- [Exercise instructions]: Each line containing the word "public" should be found and copied.

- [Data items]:
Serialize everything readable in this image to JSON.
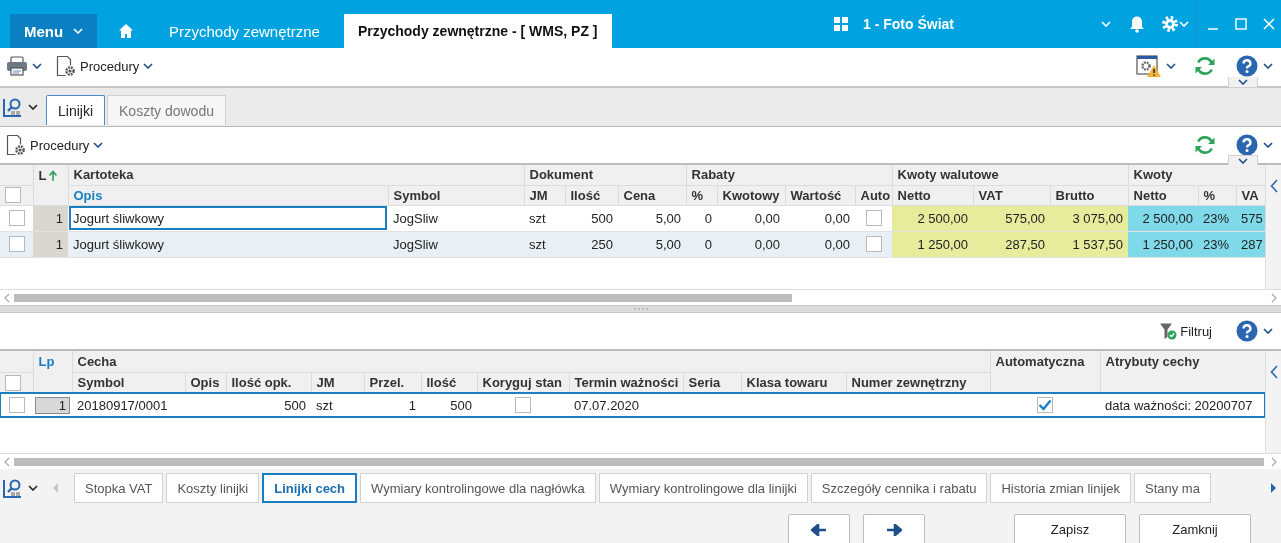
{
  "title_bar": {
    "menu": "Menu",
    "tabs": [
      {
        "label": "Przychody zewnętrzne",
        "selected": false
      },
      {
        "label": "Przychody zewnętrzne - [ WMS, PZ ]",
        "selected": true
      }
    ],
    "company": "1 - Foto Świat"
  },
  "toolbar": {
    "procedures": "Procedury"
  },
  "document_tabs": [
    {
      "label": "Linijki",
      "selected": true
    },
    {
      "label": "Koszty dowodu",
      "selected": false
    }
  ],
  "lines_toolbar": {
    "procedures": "Procedury"
  },
  "lines_grid": {
    "lp_header": "L",
    "select_all_checked": false,
    "groups": [
      {
        "label": "Kartoteka",
        "columns": [
          {
            "label": "Opis",
            "kind": "text",
            "active": true
          },
          {
            "label": "Symbol",
            "kind": "text",
            "active": false
          }
        ]
      },
      {
        "label": "Dokument",
        "columns": [
          {
            "label": "JM",
            "kind": "text",
            "active": false
          },
          {
            "label": "Ilość",
            "kind": "number",
            "active": false
          },
          {
            "label": "Cena",
            "kind": "number",
            "active": false
          }
        ]
      },
      {
        "label": "Rabaty",
        "columns": [
          {
            "label": "%",
            "kind": "number",
            "active": false
          },
          {
            "label": "Kwotowy",
            "kind": "number",
            "active": false
          },
          {
            "label": "Wartość",
            "kind": "number",
            "active": false
          },
          {
            "label": "Auto",
            "kind": "checkbox",
            "active": false
          }
        ]
      },
      {
        "label": "Kwoty walutowe",
        "color": "#e6ec9c",
        "columns": [
          {
            "label": "Netto",
            "kind": "number",
            "active": false
          },
          {
            "label": "VAT",
            "kind": "number",
            "active": false
          },
          {
            "label": "Brutto",
            "kind": "number",
            "active": false
          }
        ]
      },
      {
        "label": "Kwoty",
        "color": "#7fd9e9",
        "columns": [
          {
            "label": "Netto",
            "kind": "number",
            "active": false
          },
          {
            "label": "%",
            "kind": "text",
            "active": false
          },
          {
            "label": "VA",
            "kind": "text",
            "active": false
          }
        ]
      }
    ],
    "rows": [
      {
        "checked": false,
        "focused": true,
        "lp": "1",
        "cells": [
          "Jogurt śliwkowy",
          "JogSliw",
          "szt",
          "500",
          "5,00",
          "0",
          "0,00",
          "0,00",
          false,
          "2 500,00",
          "575,00",
          "3 075,00",
          "2 500,00",
          "23%",
          "575"
        ]
      },
      {
        "checked": false,
        "focused": false,
        "lp": "1",
        "cells": [
          "Jogurt śliwkowy",
          "JogSliw",
          "szt",
          "250",
          "5,00",
          "0",
          "0,00",
          "0,00",
          false,
          "1 250,00",
          "287,50",
          "1 537,50",
          "1 250,00",
          "23%",
          "287"
        ]
      }
    ]
  },
  "features_toolbar": {
    "filter": "Filtruj"
  },
  "features_grid": {
    "lp_header": "Lp",
    "select_all_checked": false,
    "groups": [
      {
        "label": "Cecha",
        "columns": [
          {
            "label": "Symbol",
            "kind": "text",
            "active": false
          },
          {
            "label": "Opis",
            "kind": "text",
            "active": false
          },
          {
            "label": "Ilość opk.",
            "kind": "number",
            "active": false
          },
          {
            "label": "JM",
            "kind": "text",
            "active": false
          },
          {
            "label": "Przel.",
            "kind": "number",
            "active": false
          },
          {
            "label": "Ilość",
            "kind": "number",
            "active": false
          },
          {
            "label": "Koryguj stan",
            "kind": "checkbox",
            "active": false
          },
          {
            "label": "Termin ważności",
            "kind": "text",
            "active": false
          },
          {
            "label": "Seria",
            "kind": "text",
            "active": false
          },
          {
            "label": "Klasa towaru",
            "kind": "text",
            "active": false
          },
          {
            "label": "Numer zewnętrzny",
            "kind": "text",
            "active": false
          }
        ]
      },
      {
        "label": "Automatyczna",
        "kind": "checkbox"
      },
      {
        "label": "Atrybuty cechy",
        "kind": "text"
      }
    ],
    "rows": [
      {
        "checked": false,
        "focused": true,
        "lp": "1",
        "cells": [
          "20180917/0001",
          null,
          "500",
          "szt",
          "1",
          "500",
          false,
          "07.07.2020",
          null,
          null,
          null,
          true,
          "data ważności: 20200707"
        ]
      }
    ]
  },
  "bottom_tabs": [
    {
      "label": "Stopka VAT",
      "selected": false
    },
    {
      "label": "Koszty linijki",
      "selected": false
    },
    {
      "label": "Linijki cech",
      "selected": true
    },
    {
      "label": "Wymiary kontrolingowe dla nagłówka",
      "selected": false
    },
    {
      "label": "Wymiary kontrolingowe dla linijki",
      "selected": false
    },
    {
      "label": "Szczegóły cennika i rabatu",
      "selected": false
    },
    {
      "label": "Historia zmian linijek",
      "selected": false
    },
    {
      "label": "Stany ma",
      "selected": false
    }
  ],
  "buttons": [
    "Zapisz",
    "Zamknij"
  ]
}
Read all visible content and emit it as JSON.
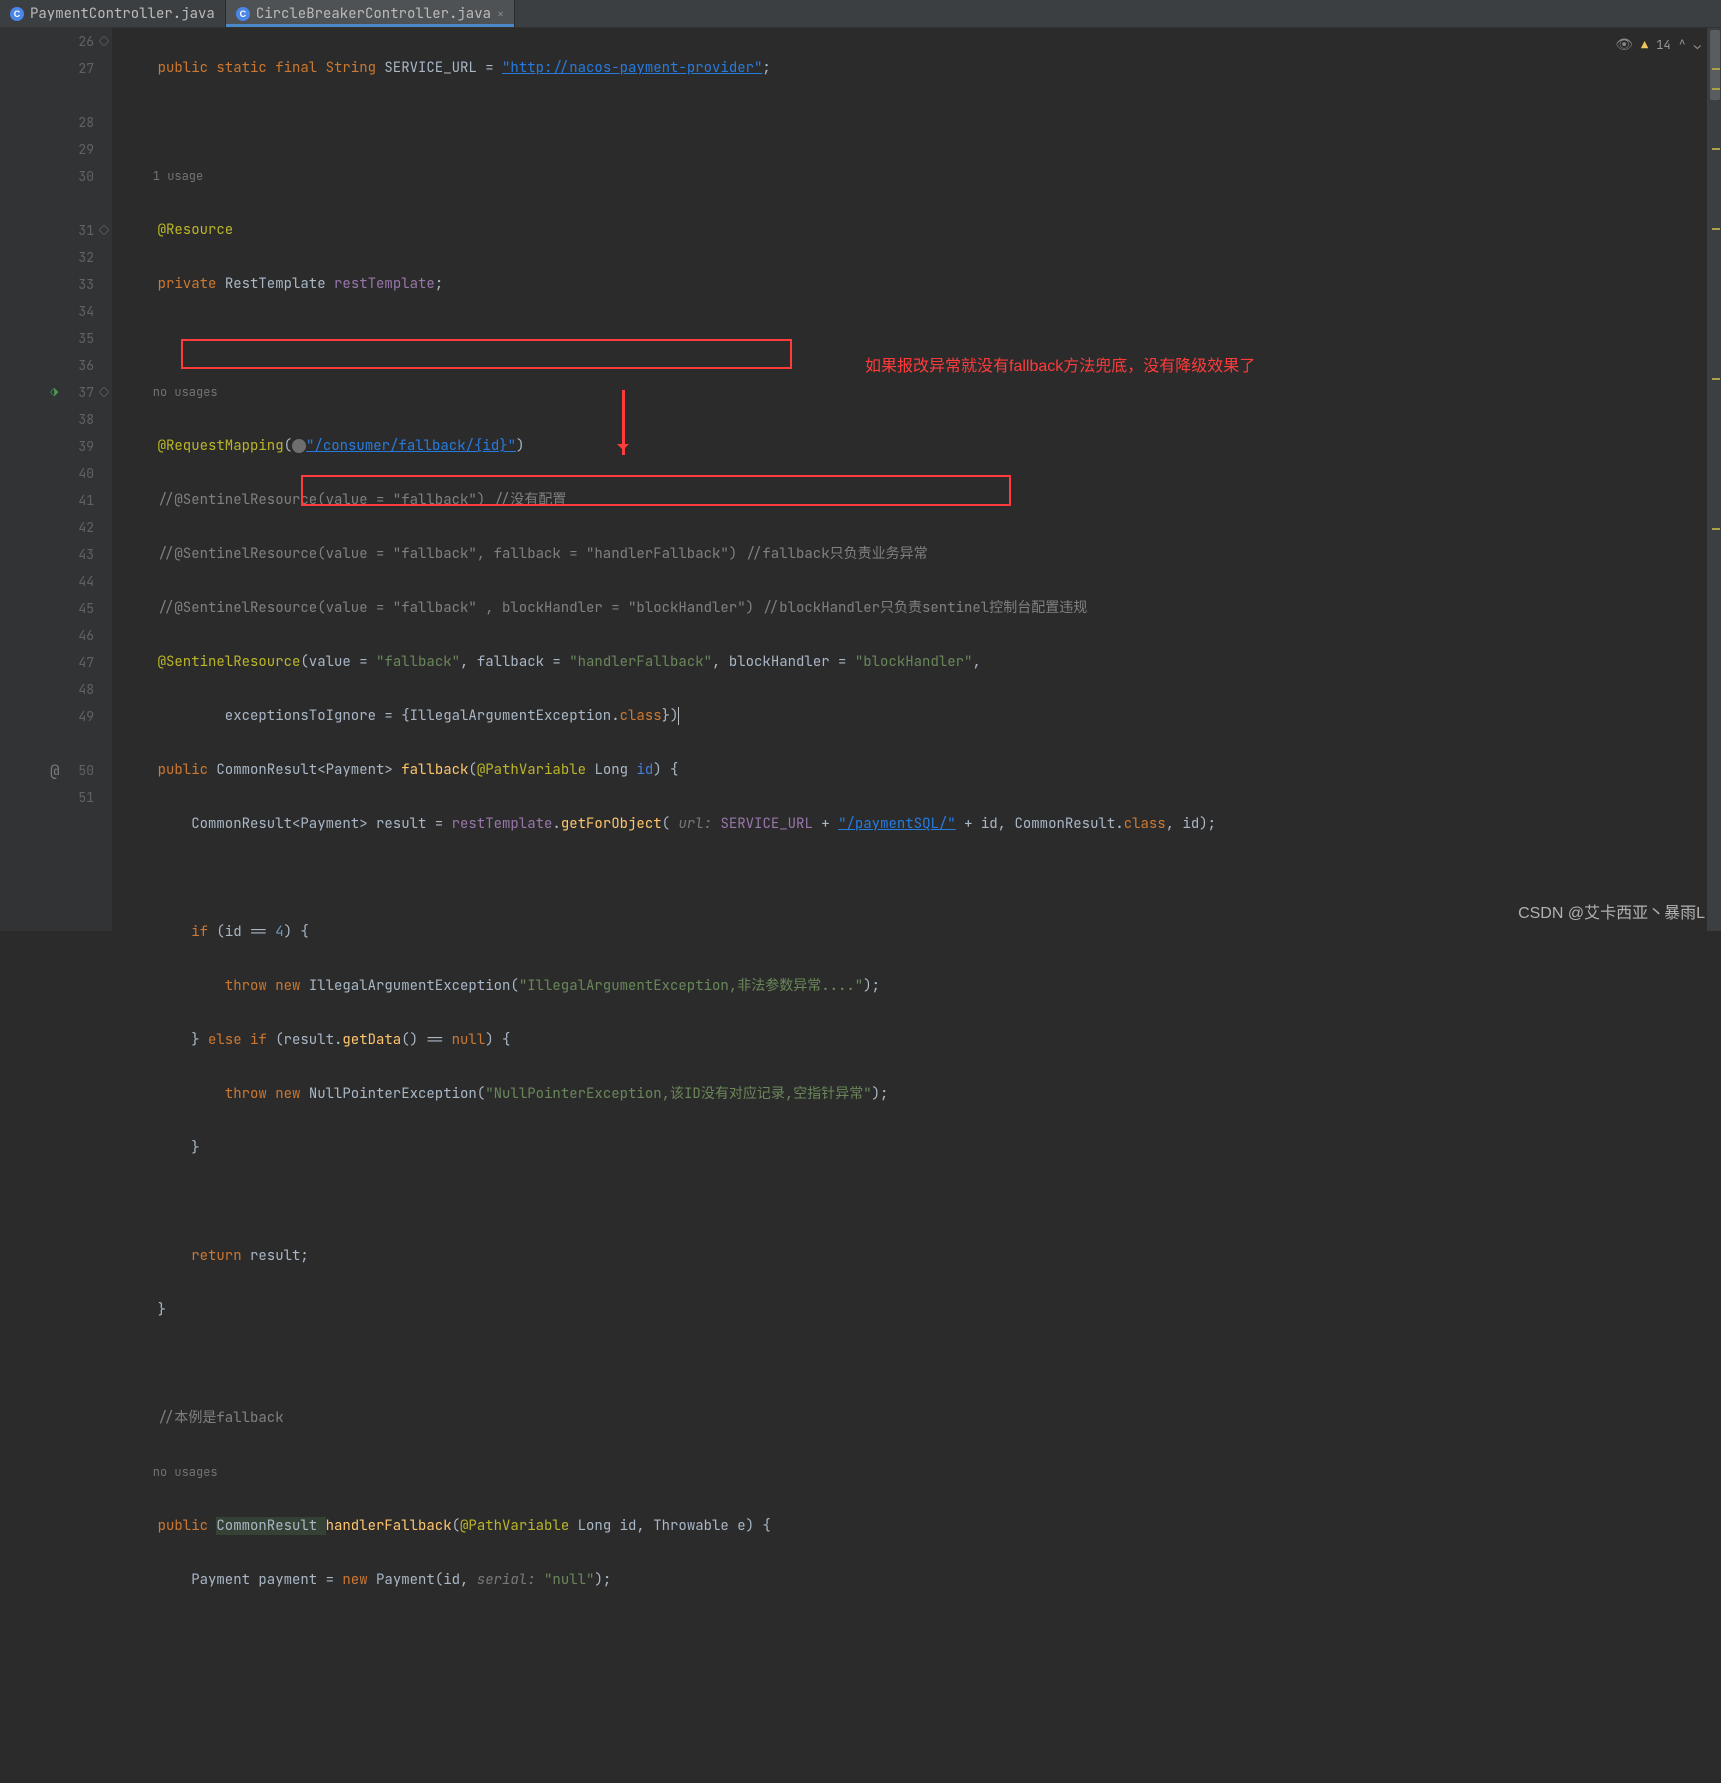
{
  "tabs": [
    {
      "label": "PaymentController.java"
    },
    {
      "label": "CircleBreakerController.java"
    }
  ],
  "gutter_lines": [
    "26",
    "27",
    "",
    "28",
    "29",
    "30",
    "",
    "31",
    "32",
    "33",
    "34",
    "35",
    "36",
    "37",
    "38",
    "39",
    "40",
    "41",
    "42",
    "43",
    "44",
    "45",
    "46",
    "47",
    "48",
    "49",
    "",
    "50",
    "51"
  ],
  "status": {
    "warnings": "14",
    "chev": "^"
  },
  "code": {
    "l26_pre": "    public static final String ",
    "l26_id": "SERVICE_URL",
    "l26_eq": " = ",
    "l26_str": "\"http://nacos-payment-provider\"",
    "l26_end": ";",
    "l_usage1": "    1 usage",
    "l28": "    @Resource",
    "l29_pre": "    private ",
    "l29_type": "RestTemplate ",
    "l29_field": "restTemplate",
    "l29_end": ";",
    "l_usage2": "    no usages",
    "l31_ann": "    @RequestMapping",
    "l31_open": "(",
    "l31_val": "\"/consumer/fallback/{id}\"",
    "l31_close": ")",
    "l32": "    //@SentinelResource(value = \"fallback\") //没有配置",
    "l33": "    //@SentinelResource(value = \"fallback\", fallback = \"handlerFallback\") //fallback只负责业务异常",
    "l34": "    //@SentinelResource(value = \"fallback\" , blockHandler = \"blockHandler\") //blockHandler只负责sentinel控制台配置违规",
    "l35_a": "    @SentinelResource",
    "l35_b": "(value = ",
    "l35_c": "\"fallback\"",
    "l35_d": ", fallback = ",
    "l35_e": "\"handlerFallback\"",
    "l35_f": ", blockHandler = ",
    "l35_g": "\"blockHandler\"",
    "l35_h": ",",
    "l36_a": "            exceptionsToIgnore = {IllegalArgumentException.",
    "l36_b": "class",
    "l36_c": "})",
    "l37_a": "    public ",
    "l37_b": "CommonResult<Payment> ",
    "l37_c": "fallback",
    "l37_d": "(",
    "l37_e": "@PathVariable ",
    "l37_f": "Long ",
    "l37_g": "id",
    "l37_h": ") {",
    "l38_a": "        CommonResult<Payment> result = ",
    "l38_b": "restTemplate",
    "l38_c": ".",
    "l38_d": "getForObject",
    "l38_e": "( ",
    "l38_hint": "url: ",
    "l38_f": "SERVICE_URL ",
    "l38_g": "+ ",
    "l38_h": "\"/paymentSQL/\"",
    "l38_i": " + id, CommonResult.",
    "l38_j": "class",
    "l38_k": ", id);",
    "l40_a": "        if ",
    "l40_b": "(id == ",
    "l40_c": "4",
    "l40_d": ") {",
    "l41_a": "            throw new ",
    "l41_b": "IllegalArgumentException(",
    "l41_c": "\"IllegalArgumentException,非法参数异常....\"",
    "l41_d": ");",
    "l42_a": "        } ",
    "l42_b": "else if ",
    "l42_c": "(result.",
    "l42_d": "getData",
    "l42_e": "() == ",
    "l42_f": "null",
    "l42_g": ") {",
    "l43_a": "            throw new ",
    "l43_b": "NullPointerException(",
    "l43_c": "\"NullPointerException,该ID没有对应记录,空指针异常\"",
    "l43_d": ");",
    "l44": "        }",
    "l46_a": "        return ",
    "l46_b": "result;",
    "l47": "    }",
    "l49": "    //本例是fallback",
    "l_usage3": "    no usages",
    "l50_a": "    public ",
    "l50_b": "CommonResult ",
    "l50_c": "handlerFallback",
    "l50_d": "(",
    "l50_e": "@PathVariable ",
    "l50_f": "Long id, Throwable e) {",
    "l51_a": "        Payment payment = ",
    "l51_b": "new ",
    "l51_c": "Payment(id, ",
    "l51_hint": "serial: ",
    "l51_d": "\"null\"",
    "l51_e": ");"
  },
  "annotation": "如果报改异常就没有fallback方法兜底，没有降级效果了",
  "watermark": "CSDN @艾卡西亚丶暴雨L"
}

- [Result below]:
    "l26_pre": "    public static final String ",
    "l37_a": "    public ",
    "l50_a": "    public ",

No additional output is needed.